__What to work on__
Return, character for character, the lines from the one bearing "Convert this document image to plain text." through the end of the material. Omit everything before that line.

__Given data__
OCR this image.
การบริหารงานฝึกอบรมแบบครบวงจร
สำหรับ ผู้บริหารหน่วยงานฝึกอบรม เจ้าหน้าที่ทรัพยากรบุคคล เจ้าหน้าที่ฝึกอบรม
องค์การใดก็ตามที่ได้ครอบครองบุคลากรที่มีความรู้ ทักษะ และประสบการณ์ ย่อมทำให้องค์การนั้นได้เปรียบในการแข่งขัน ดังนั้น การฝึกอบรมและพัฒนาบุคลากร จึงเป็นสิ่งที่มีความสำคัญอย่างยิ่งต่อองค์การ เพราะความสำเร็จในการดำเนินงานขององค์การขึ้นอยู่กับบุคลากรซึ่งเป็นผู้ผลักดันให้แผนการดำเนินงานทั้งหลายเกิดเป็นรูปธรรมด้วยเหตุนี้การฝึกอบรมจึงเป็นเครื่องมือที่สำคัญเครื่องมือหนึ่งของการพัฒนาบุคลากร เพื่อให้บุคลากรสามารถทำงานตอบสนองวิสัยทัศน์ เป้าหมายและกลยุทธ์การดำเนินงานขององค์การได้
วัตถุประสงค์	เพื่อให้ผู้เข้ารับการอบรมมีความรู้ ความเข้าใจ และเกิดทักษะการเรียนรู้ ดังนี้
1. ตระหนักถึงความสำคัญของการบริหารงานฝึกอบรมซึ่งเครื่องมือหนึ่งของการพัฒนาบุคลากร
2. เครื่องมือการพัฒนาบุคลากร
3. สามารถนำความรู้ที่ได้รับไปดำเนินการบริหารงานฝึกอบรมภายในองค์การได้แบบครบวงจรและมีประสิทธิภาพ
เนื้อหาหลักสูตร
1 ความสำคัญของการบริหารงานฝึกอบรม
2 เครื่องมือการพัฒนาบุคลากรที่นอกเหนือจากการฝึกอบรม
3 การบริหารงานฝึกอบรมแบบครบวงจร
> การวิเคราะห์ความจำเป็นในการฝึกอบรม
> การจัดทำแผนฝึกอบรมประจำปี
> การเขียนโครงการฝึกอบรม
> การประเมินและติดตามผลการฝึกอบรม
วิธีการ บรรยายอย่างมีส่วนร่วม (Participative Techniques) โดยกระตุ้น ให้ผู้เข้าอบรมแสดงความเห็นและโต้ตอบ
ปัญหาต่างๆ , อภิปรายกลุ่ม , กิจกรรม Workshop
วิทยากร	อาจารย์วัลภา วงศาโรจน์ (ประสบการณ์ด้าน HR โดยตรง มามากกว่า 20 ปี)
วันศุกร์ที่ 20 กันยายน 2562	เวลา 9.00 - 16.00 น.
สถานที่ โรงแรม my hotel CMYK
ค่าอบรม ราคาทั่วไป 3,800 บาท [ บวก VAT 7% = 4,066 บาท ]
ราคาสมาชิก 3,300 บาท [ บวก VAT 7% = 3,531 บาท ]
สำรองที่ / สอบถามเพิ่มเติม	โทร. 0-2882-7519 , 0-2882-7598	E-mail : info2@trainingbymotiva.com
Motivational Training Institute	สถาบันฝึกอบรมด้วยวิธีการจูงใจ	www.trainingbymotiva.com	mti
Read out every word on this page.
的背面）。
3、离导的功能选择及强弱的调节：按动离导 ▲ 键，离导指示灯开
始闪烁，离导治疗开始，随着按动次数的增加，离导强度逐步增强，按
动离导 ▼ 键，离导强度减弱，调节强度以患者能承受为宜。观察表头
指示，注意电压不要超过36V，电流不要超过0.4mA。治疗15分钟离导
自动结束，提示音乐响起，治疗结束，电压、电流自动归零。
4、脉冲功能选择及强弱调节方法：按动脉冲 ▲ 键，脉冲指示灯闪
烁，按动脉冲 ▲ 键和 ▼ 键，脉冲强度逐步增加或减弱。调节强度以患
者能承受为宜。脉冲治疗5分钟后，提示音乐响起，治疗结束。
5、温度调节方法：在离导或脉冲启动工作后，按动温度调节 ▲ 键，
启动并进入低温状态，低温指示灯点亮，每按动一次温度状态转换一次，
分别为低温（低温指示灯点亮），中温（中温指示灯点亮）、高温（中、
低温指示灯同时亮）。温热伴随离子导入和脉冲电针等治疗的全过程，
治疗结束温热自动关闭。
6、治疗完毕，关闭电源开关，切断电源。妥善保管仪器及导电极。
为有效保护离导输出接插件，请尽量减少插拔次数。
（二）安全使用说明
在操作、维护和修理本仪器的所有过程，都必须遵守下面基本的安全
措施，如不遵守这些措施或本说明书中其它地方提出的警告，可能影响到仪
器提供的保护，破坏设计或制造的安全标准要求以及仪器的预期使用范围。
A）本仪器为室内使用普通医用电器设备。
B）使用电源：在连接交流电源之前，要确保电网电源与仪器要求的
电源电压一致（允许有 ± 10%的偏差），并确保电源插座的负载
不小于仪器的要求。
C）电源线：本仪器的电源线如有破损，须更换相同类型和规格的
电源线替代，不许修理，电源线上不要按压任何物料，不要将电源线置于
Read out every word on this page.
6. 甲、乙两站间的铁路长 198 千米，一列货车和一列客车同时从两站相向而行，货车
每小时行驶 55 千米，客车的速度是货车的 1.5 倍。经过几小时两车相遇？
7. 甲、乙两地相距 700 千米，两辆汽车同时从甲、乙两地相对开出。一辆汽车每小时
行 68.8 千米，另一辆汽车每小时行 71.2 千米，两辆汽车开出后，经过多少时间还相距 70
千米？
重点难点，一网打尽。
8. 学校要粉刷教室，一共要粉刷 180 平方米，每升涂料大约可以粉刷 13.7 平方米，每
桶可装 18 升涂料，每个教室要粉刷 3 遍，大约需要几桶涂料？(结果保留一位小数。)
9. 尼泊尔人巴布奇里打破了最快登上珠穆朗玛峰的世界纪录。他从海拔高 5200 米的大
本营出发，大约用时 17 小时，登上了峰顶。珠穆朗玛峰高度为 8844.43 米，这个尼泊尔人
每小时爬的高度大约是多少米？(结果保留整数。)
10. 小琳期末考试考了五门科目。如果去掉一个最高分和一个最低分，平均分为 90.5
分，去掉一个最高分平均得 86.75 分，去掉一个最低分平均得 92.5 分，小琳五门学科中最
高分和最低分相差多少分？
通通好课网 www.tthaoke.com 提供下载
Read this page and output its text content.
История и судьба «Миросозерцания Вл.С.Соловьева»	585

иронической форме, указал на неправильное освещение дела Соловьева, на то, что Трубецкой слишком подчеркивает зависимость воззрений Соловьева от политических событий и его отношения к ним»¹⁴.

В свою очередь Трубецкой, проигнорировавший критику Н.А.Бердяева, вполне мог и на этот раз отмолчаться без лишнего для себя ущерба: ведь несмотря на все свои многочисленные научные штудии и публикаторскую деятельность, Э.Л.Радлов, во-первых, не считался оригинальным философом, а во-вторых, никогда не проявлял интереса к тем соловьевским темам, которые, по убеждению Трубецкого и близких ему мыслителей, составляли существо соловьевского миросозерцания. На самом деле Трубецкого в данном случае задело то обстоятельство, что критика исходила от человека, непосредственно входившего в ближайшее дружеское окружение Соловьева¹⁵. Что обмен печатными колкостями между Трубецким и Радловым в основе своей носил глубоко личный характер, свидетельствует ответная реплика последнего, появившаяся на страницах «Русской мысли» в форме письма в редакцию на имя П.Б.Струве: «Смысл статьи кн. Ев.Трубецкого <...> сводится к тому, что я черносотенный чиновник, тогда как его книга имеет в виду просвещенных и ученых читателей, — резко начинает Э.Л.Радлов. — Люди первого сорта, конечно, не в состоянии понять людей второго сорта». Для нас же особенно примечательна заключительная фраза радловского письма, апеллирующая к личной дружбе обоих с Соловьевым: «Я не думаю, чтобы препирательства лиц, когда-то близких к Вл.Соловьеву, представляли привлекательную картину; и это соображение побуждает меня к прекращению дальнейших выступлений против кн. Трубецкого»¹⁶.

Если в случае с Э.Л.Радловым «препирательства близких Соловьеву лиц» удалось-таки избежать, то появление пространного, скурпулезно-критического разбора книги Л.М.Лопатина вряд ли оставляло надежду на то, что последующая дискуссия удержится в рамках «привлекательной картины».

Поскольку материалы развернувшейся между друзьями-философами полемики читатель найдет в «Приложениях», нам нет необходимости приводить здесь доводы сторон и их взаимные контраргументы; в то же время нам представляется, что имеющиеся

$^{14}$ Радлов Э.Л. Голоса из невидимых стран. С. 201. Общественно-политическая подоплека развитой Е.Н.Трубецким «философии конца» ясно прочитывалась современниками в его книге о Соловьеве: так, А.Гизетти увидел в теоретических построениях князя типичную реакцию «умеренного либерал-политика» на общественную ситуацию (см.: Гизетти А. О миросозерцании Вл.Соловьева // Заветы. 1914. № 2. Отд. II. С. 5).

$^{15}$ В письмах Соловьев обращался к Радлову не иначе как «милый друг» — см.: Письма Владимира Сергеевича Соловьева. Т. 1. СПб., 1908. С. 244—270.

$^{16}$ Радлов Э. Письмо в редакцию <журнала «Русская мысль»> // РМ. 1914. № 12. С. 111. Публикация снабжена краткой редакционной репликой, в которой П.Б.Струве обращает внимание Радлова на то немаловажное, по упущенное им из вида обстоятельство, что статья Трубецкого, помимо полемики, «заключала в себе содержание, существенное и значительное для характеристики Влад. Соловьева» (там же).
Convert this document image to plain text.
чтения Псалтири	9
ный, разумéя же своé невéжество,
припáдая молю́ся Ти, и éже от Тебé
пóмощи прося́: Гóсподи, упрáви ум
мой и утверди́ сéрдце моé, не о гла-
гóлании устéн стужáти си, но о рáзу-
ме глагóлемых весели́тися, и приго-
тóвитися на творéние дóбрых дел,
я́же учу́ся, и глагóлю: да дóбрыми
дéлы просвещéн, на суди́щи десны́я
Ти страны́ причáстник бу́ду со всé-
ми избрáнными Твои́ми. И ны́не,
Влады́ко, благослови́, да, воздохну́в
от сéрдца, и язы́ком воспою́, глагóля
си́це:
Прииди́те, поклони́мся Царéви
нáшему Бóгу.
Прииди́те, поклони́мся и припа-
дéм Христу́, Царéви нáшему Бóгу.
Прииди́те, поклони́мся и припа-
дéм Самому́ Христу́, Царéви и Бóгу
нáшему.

__Exercise response__
Convert this document image to plain text.
чтения Псалтири	9
ный, разумéя же своé невéжество,
припáдая молю́ся Ти, и éже от Тебé
пóмощи прося́: Гóсподи, упрáви ум
мой и утверди́ сéрдце моé, не о гла-
гóлании устéн стужáти си, но о рáзу-
ме глагóлемых весели́тися, и приго-
тóвитися на творéние дóбрых дел,
я́же учу́ся, и глагóлю: да дóбрыми
дéлы просвещéн, на суди́щи десны́я
Ти страны́ причáстник бу́ду со всé-
ми избрáнными Твои́ми. И ны́не,
Влады́ко, благослови́, да, воздохну́в
от сéрдца, и язы́ком воспою́, глагóля
си́це:
Прииди́те, поклони́мся Царéви
нáшему Бóгу.
Прииди́те, поклони́мся и припа-
дéм Христу́, Царéви нáшему Бóгу.
Прииди́те, поклони́мся и припа-
дéм Самому́ Христу́, Царéви и Бóгу
нáшему.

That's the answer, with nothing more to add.